• **Description of the task**:
Copy each line of the records that contains the word "Status".

• **Supplied records**:
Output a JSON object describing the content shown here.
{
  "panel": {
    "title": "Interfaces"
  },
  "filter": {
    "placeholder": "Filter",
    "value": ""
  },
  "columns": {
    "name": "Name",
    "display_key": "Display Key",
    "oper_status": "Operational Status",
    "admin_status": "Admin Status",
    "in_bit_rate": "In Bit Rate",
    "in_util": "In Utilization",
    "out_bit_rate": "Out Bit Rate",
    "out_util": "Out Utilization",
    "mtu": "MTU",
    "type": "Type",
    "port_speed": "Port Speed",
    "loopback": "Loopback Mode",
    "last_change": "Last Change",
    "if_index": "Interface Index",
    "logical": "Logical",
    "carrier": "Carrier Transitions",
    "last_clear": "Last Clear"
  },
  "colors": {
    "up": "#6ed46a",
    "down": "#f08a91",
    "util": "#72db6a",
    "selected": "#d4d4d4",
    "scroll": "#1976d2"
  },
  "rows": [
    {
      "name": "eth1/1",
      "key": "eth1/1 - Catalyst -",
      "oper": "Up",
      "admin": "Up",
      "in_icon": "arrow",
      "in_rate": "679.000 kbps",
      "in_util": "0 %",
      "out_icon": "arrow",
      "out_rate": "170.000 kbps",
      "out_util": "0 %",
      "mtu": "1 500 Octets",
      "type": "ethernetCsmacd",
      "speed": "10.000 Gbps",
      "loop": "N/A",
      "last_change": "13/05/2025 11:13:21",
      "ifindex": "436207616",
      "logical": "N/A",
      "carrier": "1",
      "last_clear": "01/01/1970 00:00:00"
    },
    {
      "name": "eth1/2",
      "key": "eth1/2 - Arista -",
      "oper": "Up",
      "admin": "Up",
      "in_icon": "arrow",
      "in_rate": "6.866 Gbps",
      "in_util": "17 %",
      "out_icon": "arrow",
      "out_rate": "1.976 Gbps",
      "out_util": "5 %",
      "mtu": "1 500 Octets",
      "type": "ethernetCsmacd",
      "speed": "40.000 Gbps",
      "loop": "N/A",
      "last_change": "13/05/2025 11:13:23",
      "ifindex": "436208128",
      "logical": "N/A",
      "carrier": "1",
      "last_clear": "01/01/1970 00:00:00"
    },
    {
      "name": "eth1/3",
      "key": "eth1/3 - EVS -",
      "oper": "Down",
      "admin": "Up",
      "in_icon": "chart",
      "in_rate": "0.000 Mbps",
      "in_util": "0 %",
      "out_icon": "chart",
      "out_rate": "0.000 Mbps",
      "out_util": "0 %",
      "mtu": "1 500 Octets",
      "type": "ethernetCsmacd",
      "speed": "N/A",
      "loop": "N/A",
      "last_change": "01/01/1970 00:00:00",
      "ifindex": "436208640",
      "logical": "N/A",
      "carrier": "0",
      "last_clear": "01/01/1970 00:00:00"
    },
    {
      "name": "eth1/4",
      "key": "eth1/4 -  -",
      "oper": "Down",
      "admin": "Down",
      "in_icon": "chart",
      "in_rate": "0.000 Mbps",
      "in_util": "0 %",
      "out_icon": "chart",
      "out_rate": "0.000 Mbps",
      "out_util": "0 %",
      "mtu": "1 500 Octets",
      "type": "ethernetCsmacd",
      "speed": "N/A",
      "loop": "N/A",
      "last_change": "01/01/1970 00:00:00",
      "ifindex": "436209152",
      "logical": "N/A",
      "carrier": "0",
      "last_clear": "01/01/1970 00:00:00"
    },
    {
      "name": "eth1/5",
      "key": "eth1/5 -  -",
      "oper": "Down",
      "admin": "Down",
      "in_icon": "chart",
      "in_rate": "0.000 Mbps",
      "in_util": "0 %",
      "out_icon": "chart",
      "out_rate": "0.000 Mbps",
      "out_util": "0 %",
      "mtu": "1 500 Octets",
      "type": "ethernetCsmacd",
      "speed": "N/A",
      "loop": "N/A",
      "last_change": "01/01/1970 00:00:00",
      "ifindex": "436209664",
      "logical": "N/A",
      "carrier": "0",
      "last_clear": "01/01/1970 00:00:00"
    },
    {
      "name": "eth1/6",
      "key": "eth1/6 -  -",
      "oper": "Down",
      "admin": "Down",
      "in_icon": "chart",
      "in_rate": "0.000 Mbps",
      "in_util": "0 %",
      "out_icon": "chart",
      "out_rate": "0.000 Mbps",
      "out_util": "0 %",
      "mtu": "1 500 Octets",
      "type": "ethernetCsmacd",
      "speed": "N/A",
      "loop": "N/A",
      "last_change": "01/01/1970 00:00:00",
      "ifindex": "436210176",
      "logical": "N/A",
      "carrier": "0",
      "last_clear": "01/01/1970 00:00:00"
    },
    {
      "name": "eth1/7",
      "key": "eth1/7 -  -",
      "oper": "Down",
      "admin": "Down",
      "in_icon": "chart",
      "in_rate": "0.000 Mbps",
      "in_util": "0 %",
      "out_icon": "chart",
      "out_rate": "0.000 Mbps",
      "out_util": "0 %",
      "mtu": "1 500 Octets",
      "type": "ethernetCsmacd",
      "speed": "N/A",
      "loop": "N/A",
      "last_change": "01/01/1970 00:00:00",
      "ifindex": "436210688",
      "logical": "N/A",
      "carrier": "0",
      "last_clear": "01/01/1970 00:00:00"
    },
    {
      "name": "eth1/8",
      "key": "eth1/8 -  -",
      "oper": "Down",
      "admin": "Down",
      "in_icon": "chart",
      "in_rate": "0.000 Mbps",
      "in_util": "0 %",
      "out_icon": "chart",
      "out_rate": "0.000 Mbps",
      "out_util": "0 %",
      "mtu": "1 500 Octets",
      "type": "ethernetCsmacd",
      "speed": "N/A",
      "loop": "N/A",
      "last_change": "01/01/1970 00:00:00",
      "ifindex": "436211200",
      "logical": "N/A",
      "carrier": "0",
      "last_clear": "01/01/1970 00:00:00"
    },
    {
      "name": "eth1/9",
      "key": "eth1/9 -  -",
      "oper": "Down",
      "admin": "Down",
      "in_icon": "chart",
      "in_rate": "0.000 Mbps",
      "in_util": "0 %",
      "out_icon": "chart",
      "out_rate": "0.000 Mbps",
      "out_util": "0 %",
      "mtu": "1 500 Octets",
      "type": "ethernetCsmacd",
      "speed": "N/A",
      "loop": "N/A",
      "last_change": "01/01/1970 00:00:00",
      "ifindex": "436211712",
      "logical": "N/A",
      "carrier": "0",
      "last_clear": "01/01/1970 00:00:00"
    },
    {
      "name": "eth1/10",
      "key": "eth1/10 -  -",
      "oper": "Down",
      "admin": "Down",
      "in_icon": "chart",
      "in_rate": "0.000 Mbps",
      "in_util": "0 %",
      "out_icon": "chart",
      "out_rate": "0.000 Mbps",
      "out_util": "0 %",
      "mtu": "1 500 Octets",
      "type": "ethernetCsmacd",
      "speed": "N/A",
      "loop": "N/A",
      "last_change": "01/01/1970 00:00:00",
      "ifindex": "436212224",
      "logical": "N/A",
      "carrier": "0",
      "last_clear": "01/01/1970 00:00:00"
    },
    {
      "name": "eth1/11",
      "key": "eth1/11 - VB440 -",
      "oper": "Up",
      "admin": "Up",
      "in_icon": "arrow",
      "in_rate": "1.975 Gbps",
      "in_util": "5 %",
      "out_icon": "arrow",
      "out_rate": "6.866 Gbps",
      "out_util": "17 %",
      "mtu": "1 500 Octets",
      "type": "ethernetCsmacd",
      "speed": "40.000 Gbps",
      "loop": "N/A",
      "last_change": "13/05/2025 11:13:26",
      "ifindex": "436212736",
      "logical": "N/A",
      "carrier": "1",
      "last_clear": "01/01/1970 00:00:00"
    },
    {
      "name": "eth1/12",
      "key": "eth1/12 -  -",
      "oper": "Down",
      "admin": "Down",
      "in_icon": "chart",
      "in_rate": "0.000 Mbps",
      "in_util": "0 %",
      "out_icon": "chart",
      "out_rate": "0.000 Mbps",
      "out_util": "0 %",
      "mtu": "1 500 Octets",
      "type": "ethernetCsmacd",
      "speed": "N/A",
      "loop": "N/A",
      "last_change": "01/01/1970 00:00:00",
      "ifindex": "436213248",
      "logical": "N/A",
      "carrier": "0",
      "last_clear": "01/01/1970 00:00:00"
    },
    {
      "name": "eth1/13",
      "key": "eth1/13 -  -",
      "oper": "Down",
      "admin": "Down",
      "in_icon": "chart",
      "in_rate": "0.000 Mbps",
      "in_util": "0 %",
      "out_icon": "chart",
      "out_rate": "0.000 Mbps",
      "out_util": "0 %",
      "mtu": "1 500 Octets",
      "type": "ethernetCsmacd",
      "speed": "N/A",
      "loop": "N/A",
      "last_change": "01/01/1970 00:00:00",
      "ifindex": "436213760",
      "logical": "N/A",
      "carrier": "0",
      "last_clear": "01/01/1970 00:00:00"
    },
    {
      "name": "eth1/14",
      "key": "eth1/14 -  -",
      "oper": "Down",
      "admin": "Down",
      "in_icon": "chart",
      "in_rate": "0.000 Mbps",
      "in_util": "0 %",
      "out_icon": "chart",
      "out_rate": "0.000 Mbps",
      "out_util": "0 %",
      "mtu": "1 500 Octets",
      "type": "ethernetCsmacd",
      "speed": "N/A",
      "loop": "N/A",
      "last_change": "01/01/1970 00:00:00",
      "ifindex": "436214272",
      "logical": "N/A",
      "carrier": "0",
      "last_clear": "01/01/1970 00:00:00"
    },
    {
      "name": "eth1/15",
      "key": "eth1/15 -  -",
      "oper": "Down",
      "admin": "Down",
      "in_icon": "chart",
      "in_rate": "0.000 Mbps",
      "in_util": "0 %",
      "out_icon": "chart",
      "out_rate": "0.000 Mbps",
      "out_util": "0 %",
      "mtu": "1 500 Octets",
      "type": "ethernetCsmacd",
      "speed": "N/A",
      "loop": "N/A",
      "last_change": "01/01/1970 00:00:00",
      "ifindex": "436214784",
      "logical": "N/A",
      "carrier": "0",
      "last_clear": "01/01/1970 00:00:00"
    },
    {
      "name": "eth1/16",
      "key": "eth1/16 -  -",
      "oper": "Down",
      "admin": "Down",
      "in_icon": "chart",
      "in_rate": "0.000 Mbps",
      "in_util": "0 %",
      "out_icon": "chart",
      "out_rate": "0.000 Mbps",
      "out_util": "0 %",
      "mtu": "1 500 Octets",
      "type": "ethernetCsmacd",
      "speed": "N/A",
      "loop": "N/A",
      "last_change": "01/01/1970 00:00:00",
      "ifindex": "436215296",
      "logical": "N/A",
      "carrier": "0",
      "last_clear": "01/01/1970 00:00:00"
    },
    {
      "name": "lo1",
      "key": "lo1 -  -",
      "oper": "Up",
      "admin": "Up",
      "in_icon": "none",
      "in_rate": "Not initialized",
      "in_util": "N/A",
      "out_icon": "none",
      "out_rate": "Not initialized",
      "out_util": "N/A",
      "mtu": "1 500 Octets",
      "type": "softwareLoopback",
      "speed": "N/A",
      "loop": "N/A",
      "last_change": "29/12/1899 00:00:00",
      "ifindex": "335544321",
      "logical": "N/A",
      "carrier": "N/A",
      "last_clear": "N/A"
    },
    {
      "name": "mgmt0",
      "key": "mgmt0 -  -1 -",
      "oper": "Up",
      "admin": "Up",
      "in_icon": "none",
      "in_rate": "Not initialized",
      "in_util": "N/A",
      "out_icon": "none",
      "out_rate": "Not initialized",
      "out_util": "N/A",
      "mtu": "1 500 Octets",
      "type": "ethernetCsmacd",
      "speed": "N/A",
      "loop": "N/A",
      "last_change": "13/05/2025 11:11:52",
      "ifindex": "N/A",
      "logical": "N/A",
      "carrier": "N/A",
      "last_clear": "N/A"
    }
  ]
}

• **Response**:
    "oper_status": "Operational Status",
    "admin_status": "Admin Status",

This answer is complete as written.